*What to produce:* Give the count of lines that include the string "minimal". Add nothing to it.

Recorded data
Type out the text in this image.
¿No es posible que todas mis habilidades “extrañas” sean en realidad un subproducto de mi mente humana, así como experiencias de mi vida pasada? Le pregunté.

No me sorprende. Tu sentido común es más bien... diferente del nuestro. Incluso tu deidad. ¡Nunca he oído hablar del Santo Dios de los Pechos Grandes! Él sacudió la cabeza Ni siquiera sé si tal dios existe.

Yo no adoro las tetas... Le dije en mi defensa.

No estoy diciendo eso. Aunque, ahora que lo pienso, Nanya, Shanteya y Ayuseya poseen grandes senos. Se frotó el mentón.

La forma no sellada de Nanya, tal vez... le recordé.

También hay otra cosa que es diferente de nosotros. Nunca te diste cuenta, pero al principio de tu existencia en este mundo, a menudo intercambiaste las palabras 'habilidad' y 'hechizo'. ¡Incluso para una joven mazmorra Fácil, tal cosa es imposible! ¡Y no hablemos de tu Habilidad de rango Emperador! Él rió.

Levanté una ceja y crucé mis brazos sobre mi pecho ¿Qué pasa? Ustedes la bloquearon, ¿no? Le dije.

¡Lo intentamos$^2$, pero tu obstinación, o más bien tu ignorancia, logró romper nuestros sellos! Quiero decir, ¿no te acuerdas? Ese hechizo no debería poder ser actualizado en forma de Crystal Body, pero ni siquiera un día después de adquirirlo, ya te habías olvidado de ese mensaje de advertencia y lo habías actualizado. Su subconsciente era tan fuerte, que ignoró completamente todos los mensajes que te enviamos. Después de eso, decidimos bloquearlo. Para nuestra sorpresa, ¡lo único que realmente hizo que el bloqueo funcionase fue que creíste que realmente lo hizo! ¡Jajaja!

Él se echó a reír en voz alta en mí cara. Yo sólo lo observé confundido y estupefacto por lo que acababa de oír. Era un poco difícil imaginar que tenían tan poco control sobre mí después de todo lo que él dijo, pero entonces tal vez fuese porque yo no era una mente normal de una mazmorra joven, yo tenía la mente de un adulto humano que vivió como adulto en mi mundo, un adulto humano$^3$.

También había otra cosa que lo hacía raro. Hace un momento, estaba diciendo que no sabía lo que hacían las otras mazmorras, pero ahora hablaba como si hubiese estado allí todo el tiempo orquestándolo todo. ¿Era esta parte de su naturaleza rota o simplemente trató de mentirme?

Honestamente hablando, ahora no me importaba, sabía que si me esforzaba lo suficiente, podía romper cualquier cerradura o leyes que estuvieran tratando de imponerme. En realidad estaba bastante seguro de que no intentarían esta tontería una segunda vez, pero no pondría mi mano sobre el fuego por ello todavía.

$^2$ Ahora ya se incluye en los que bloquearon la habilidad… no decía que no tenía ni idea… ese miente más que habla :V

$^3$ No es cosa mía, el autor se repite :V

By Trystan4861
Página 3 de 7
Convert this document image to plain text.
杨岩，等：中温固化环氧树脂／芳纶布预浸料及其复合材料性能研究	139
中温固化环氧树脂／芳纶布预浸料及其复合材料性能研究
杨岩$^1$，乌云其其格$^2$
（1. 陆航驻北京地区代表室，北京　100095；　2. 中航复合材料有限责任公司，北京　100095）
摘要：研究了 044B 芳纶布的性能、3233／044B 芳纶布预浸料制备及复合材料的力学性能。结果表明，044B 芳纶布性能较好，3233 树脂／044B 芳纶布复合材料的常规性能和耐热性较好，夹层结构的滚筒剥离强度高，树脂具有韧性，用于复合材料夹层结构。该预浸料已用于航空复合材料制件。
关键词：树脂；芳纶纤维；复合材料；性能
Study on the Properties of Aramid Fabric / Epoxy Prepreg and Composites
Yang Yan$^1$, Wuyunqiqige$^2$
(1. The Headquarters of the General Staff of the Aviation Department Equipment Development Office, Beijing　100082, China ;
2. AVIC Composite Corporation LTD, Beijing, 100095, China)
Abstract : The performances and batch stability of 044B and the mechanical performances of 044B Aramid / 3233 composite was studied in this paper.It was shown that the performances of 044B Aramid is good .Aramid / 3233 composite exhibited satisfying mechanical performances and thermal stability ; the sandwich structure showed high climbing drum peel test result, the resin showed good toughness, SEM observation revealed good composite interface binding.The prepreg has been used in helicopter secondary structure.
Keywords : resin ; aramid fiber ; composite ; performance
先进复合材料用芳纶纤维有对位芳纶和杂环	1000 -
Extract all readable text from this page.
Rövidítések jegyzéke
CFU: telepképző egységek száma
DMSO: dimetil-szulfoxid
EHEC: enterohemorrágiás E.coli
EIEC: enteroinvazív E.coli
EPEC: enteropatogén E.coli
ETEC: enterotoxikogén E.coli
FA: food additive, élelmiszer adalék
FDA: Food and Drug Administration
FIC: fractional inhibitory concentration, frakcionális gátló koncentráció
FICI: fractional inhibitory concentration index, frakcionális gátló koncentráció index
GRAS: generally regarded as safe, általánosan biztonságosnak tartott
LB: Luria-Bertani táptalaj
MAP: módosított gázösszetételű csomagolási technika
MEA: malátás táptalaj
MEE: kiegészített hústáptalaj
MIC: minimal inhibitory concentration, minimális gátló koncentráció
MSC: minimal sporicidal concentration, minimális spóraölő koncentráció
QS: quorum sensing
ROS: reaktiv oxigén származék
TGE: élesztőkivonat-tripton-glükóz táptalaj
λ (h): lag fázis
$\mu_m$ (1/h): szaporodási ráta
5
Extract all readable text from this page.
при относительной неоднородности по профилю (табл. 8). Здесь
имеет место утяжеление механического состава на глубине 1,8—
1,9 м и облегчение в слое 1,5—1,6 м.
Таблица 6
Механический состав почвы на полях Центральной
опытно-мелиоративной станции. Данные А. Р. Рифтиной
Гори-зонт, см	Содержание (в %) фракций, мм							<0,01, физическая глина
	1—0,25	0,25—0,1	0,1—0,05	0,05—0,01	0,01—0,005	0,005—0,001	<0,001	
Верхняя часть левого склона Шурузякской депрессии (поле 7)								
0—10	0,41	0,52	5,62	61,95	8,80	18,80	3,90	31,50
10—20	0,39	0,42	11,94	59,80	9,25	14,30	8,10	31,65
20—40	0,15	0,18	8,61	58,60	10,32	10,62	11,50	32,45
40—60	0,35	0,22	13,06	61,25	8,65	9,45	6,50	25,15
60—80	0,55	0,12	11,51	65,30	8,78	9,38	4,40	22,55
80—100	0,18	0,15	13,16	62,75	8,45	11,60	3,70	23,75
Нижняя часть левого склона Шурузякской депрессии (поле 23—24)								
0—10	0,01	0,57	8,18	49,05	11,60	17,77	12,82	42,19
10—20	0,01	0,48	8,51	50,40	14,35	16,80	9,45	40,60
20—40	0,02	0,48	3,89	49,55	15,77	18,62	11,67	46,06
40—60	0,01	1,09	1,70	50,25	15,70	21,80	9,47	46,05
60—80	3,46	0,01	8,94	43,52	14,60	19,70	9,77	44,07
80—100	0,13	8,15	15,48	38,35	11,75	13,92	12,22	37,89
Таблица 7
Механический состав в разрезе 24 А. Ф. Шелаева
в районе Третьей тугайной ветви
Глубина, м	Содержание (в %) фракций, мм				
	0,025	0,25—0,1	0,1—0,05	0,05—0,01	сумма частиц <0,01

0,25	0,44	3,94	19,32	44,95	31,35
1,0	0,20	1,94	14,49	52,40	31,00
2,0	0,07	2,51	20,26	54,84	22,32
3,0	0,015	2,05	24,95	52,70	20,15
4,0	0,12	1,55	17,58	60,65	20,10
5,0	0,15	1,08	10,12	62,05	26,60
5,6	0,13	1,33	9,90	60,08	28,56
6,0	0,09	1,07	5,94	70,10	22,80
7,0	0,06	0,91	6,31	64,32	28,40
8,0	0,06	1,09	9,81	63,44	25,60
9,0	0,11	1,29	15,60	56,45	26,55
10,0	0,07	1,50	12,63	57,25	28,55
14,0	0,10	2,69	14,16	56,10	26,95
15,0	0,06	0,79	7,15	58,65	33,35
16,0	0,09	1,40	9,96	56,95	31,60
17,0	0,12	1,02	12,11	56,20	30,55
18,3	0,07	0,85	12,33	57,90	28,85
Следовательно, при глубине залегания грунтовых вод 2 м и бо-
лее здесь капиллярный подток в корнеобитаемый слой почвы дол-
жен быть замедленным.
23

*In response:* 2